⟨

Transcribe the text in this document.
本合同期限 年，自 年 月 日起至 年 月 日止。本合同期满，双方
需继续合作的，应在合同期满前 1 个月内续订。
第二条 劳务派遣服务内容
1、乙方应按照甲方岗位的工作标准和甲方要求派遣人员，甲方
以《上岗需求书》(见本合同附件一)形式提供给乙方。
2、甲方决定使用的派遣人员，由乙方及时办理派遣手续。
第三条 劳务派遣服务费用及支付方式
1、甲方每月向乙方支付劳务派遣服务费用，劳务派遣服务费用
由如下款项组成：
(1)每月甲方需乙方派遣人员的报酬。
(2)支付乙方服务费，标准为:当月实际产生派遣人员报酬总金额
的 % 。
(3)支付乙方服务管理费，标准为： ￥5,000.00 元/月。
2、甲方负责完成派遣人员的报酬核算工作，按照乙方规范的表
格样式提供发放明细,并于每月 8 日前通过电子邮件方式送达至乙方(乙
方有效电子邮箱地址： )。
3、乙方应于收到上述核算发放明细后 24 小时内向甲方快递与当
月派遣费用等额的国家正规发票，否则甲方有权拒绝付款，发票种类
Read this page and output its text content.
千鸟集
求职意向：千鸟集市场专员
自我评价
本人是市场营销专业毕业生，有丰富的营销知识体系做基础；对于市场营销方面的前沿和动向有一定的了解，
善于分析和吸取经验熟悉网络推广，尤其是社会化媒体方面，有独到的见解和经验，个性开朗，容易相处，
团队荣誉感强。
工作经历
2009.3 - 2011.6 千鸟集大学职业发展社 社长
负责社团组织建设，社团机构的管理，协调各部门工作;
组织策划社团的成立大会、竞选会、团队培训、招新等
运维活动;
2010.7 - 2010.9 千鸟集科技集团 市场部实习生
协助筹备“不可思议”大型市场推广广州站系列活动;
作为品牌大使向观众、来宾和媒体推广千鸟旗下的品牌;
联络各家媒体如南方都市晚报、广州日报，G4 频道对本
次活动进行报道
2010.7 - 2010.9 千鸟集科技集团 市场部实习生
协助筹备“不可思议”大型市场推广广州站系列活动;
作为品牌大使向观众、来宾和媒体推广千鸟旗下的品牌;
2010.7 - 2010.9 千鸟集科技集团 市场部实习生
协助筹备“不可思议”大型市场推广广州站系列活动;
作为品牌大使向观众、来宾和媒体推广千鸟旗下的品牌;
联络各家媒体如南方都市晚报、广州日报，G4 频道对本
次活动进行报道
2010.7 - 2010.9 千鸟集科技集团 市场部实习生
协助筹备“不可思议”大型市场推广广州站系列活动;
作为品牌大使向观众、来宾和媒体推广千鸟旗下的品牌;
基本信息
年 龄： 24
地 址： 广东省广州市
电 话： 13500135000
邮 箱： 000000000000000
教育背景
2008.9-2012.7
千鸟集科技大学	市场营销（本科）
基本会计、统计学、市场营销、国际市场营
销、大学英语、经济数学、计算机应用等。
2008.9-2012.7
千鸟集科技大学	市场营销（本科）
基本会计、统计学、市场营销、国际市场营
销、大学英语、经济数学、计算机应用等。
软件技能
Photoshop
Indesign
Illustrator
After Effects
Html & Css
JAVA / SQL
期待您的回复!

⟩

WHAT IS ASKED:
Indicate how many lines of the material contain the string "text", giving the number and nothing more.

RESULT OF THE TASK:
2